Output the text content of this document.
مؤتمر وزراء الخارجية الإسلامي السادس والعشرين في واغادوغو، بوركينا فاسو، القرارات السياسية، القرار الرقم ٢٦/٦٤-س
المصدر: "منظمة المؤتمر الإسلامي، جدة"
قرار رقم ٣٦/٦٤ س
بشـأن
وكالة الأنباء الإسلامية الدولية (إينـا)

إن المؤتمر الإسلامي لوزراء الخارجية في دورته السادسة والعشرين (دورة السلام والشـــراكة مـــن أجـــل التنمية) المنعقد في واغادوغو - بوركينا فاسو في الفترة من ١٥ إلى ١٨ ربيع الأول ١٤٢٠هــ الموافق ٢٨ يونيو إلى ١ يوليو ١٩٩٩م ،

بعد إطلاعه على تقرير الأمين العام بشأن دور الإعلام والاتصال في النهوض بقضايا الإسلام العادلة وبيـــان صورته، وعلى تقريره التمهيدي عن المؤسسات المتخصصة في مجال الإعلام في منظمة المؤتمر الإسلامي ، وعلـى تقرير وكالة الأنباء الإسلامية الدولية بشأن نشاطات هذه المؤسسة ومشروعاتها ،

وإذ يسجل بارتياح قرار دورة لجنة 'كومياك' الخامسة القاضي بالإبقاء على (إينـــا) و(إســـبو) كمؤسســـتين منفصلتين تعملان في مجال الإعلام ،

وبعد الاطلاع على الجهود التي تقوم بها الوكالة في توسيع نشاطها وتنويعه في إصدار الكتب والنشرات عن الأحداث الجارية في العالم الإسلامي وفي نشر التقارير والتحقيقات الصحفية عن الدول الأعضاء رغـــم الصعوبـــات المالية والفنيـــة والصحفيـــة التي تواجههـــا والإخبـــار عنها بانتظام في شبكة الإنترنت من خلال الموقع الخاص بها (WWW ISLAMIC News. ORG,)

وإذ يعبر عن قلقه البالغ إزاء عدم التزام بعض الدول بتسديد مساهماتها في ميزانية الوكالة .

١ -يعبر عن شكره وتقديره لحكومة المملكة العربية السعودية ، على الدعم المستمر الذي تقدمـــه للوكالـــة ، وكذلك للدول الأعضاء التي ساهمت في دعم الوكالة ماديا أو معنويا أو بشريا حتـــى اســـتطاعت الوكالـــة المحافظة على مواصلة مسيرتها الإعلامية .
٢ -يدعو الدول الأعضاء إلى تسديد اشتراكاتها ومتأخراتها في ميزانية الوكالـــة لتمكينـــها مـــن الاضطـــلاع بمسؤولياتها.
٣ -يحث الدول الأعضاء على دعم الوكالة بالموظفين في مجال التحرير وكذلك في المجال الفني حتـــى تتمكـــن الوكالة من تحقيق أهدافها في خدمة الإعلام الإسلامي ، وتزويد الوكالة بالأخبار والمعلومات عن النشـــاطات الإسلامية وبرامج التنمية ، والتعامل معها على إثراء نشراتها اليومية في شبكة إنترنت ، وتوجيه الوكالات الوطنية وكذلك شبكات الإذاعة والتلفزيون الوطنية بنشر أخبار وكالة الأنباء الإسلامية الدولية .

■ **Exercise prompt**
Return all the data exactly as given.

■ **Complete output**
Output the text content of this document.
مؤتمر وزراء الخارجية الإسلامي السادس والعشرين في واغادوغو، بوركينا فاسو، القرارات السياسية، القرار الرقم ٢٦/٦٤-س
المصدر: "منظمة المؤتمر الإسلامي، جدة"
قرار رقم ٣٦/٦٤ س
بشـأن
وكالة الأنباء الإسلامية الدولية (إينـا)

إن المؤتمر الإسلامي لوزراء الخارجية في دورته السادسة والعشرين (دورة السلام والشـــراكة مـــن أجـــل التنمية) المنعقد في واغادوغو - بوركينا فاسو في الفترة من ١٥ إلى ١٨ ربيع الأول ١٤٢٠هــ الموافق ٢٨ يونيو إلى ١ يوليو ١٩٩٩م ،

بعد إطلاعه على تقرير الأمين العام بشأن دور الإعلام والاتصال في النهوض بقضايا الإسلام العادلة وبيـــان صورته، وعلى تقريره التمهيدي عن المؤسسات المتخصصة في مجال الإعلام في منظمة المؤتمر الإسلامي ، وعلـى تقرير وكالة الأنباء الإسلامية الدولية بشأن نشاطات هذه المؤسسة ومشروعاتها ،

وإذ يسجل بارتياح قرار دورة لجنة 'كومياك' الخامسة القاضي بالإبقاء على (إينـــا) و(إســـبو) كمؤسســـتين منفصلتين تعملان في مجال الإعلام ،

وبعد الاطلاع على الجهود التي تقوم بها الوكالة في توسيع نشاطها وتنويعه في إصدار الكتب والنشرات عن الأحداث الجارية في العالم الإسلامي وفي نشر التقارير والتحقيقات الصحفية عن الدول الأعضاء رغـــم الصعوبـــات المالية والفنيـــة والصحفيـــة التي تواجههـــا والإخبـــار عنها بانتظام في شبكة الإنترنت من خلال الموقع الخاص بها (WWW ISLAMIC News. ORG,)

وإذ يعبر عن قلقه البالغ إزاء عدم التزام بعض الدول بتسديد مساهماتها في ميزانية الوكالة .

١ -يعبر عن شكره وتقديره لحكومة المملكة العربية السعودية ، على الدعم المستمر الذي تقدمـــه للوكالـــة ، وكذلك للدول الأعضاء التي ساهمت في دعم الوكالة ماديا أو معنويا أو بشريا حتـــى اســـتطاعت الوكالـــة المحافظة على مواصلة مسيرتها الإعلامية .
٢ -يدعو الدول الأعضاء إلى تسديد اشتراكاتها ومتأخراتها في ميزانية الوكالـــة لتمكينـــها مـــن الاضطـــلاع بمسؤولياتها.
٣ -يحث الدول الأعضاء على دعم الوكالة بالموظفين في مجال التحرير وكذلك في المجال الفني حتـــى تتمكـــن الوكالة من تحقيق أهدافها في خدمة الإعلام الإسلامي ، وتزويد الوكالة بالأخبار والمعلومات عن النشـــاطات الإسلامية وبرامج التنمية ، والتعامل معها على إثراء نشراتها اليومية في شبكة إنترنت ، وتوجيه الوكالات الوطنية وكذلك شبكات الإذاعة والتلفزيون الوطنية بنشر أخبار وكالة الأنباء الإسلامية الدولية .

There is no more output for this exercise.